- **JOB**
Filter the entries below, keeping only lines with the word "marker".

- **TASK MATERIAL**
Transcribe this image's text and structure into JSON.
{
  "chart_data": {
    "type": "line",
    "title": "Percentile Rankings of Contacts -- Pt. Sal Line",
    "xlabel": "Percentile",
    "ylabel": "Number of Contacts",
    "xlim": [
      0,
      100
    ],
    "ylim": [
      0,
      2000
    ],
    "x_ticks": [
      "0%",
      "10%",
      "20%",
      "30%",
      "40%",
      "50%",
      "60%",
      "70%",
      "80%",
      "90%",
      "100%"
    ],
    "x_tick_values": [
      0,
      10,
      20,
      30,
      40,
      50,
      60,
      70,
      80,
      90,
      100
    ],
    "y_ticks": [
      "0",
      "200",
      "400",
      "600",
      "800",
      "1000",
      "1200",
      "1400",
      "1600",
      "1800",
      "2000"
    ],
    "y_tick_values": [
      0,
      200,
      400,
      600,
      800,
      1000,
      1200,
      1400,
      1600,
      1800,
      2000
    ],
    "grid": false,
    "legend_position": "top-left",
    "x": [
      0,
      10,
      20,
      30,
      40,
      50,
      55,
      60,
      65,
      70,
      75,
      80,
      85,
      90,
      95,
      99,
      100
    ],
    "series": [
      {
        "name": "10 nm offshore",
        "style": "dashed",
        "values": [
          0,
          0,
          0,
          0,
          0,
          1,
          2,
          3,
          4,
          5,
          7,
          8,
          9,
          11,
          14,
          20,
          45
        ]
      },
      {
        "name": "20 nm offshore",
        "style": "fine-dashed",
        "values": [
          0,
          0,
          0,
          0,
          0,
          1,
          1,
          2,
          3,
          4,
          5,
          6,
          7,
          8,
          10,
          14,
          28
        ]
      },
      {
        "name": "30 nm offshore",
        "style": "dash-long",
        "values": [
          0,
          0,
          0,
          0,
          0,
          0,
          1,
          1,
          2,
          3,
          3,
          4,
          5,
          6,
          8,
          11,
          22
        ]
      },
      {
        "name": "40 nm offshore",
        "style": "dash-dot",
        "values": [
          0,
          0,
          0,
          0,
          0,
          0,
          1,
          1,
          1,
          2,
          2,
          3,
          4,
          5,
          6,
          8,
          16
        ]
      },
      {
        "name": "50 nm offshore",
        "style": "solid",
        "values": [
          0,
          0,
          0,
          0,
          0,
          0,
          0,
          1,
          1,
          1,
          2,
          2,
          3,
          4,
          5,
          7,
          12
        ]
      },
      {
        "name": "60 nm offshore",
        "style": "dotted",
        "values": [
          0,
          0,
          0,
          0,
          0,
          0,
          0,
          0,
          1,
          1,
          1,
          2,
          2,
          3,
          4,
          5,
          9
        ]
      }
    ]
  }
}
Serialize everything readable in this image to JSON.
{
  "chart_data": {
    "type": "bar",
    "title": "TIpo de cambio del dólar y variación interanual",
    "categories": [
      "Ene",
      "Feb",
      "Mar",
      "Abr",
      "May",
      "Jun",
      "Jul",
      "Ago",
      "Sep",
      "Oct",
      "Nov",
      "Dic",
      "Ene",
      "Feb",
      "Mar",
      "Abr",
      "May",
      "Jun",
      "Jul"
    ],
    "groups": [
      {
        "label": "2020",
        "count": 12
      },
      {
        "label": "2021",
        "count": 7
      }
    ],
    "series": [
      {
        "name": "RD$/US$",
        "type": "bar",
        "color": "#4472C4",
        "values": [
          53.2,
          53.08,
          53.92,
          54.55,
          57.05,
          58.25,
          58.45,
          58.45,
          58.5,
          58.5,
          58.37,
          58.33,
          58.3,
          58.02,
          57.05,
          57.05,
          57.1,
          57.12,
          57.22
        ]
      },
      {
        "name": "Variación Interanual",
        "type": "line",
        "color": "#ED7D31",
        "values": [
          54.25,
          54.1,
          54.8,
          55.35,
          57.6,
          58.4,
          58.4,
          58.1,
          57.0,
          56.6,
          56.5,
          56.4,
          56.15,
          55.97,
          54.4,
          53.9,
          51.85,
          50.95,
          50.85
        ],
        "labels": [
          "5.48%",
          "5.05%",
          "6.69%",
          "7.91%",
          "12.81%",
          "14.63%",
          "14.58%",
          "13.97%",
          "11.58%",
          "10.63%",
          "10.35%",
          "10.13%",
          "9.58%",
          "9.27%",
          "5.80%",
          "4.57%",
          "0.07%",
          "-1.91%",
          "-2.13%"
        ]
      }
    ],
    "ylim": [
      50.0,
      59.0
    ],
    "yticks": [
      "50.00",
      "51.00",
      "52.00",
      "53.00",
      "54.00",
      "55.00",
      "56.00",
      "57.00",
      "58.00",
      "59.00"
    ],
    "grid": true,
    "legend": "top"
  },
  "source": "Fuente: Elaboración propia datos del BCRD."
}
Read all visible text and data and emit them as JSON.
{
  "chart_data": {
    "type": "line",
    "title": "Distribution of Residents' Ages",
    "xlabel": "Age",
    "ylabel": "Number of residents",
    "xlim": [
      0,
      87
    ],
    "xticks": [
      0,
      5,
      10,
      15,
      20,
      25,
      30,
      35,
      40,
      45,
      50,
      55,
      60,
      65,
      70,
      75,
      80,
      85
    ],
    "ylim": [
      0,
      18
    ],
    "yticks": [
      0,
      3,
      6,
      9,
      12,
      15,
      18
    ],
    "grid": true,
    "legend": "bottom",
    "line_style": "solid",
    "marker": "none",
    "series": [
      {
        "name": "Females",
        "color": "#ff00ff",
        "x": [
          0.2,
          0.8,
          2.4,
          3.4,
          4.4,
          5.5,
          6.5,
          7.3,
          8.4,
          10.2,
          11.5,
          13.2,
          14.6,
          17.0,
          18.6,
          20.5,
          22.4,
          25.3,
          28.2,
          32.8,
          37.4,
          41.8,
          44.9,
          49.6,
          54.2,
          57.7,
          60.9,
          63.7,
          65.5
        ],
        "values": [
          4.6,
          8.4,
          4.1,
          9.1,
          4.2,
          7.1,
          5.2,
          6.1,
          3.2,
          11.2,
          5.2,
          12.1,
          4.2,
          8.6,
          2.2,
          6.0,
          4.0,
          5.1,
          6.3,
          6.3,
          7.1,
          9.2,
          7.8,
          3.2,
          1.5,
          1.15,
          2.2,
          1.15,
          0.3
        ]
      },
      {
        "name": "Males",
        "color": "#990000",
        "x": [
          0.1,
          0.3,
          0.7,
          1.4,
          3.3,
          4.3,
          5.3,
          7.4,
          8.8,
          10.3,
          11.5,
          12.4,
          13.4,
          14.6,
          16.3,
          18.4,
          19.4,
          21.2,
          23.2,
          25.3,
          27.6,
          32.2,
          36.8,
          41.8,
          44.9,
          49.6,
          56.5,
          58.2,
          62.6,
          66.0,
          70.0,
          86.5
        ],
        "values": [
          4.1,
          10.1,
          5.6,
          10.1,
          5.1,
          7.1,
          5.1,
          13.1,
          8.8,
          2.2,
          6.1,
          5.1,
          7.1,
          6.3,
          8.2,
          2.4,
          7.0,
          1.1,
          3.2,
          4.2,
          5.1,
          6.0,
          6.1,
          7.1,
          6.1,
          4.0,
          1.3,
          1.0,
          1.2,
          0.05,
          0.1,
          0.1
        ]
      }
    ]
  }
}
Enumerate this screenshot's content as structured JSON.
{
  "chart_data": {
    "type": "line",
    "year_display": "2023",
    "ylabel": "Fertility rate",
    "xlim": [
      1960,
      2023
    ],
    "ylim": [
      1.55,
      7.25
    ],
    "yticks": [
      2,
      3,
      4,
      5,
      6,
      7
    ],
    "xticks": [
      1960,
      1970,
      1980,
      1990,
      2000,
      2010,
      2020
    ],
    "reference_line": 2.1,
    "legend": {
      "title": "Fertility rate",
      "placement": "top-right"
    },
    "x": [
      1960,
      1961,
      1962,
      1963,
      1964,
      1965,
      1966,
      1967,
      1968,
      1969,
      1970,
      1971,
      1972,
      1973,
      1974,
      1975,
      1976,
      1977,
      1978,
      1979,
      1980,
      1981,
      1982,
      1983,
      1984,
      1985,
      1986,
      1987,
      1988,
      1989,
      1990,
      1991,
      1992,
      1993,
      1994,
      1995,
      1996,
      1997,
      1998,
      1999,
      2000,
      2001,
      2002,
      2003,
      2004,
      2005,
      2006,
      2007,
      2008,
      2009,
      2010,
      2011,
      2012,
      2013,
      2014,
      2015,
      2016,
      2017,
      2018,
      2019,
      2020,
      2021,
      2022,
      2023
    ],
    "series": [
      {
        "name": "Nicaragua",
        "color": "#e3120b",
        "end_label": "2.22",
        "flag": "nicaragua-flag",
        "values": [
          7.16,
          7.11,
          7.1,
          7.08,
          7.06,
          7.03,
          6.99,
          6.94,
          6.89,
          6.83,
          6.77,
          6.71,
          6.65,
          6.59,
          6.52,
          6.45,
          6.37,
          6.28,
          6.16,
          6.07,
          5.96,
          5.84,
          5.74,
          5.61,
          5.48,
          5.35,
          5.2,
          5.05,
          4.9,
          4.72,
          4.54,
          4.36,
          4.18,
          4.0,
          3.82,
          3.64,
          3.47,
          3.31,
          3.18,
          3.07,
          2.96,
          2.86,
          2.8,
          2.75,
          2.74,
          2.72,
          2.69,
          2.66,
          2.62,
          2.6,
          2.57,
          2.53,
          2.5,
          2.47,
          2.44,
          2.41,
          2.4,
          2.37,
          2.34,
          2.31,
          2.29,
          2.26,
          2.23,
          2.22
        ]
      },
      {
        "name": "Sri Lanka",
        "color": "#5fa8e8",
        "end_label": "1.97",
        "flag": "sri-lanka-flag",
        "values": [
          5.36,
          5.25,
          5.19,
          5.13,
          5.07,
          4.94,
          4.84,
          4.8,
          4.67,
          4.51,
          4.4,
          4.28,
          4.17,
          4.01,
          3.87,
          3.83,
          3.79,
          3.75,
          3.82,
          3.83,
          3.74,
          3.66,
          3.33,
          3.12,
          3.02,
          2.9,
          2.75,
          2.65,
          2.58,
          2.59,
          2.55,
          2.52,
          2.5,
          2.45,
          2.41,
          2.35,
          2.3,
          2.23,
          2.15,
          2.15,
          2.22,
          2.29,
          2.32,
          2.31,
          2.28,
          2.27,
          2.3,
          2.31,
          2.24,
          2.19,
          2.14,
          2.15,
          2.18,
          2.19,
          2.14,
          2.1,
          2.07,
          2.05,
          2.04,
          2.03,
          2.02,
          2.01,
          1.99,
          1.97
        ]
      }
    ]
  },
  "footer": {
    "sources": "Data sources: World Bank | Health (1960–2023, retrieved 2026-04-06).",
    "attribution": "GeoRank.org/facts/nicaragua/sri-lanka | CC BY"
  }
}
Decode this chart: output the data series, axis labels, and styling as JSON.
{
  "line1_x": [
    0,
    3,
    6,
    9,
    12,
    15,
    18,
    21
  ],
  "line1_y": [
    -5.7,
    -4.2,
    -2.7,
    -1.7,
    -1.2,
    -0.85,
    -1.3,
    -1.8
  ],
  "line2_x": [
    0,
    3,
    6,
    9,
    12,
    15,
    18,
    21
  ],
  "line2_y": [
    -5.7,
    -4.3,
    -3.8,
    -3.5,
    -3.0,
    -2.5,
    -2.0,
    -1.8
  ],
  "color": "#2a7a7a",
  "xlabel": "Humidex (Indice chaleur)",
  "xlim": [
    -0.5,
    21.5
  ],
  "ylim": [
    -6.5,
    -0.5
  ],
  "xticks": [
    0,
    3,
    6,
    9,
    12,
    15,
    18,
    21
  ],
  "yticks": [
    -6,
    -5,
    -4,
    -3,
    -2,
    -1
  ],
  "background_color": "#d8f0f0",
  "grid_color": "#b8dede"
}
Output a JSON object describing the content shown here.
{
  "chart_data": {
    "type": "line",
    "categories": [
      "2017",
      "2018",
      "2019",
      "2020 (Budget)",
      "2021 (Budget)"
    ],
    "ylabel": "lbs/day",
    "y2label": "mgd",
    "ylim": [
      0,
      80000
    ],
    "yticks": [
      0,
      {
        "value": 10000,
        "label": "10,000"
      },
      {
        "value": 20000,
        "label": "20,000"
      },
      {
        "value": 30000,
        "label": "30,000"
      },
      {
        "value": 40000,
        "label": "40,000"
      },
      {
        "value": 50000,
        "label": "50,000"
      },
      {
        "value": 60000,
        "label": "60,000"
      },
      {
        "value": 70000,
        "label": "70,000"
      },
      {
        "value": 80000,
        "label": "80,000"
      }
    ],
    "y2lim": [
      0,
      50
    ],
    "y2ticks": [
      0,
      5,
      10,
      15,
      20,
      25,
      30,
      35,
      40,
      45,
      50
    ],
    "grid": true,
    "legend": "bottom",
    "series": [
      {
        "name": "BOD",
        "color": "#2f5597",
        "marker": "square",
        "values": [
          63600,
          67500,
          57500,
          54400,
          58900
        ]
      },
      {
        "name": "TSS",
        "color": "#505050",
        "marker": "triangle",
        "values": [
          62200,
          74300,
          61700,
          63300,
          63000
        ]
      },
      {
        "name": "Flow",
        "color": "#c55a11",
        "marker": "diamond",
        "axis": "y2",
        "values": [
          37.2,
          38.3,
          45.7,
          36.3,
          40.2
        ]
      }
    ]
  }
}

- **EXERCISE ANSWER**
    "marker": "none",
        "marker": "square",
        "marker": "triangle",
        "marker": "diamond",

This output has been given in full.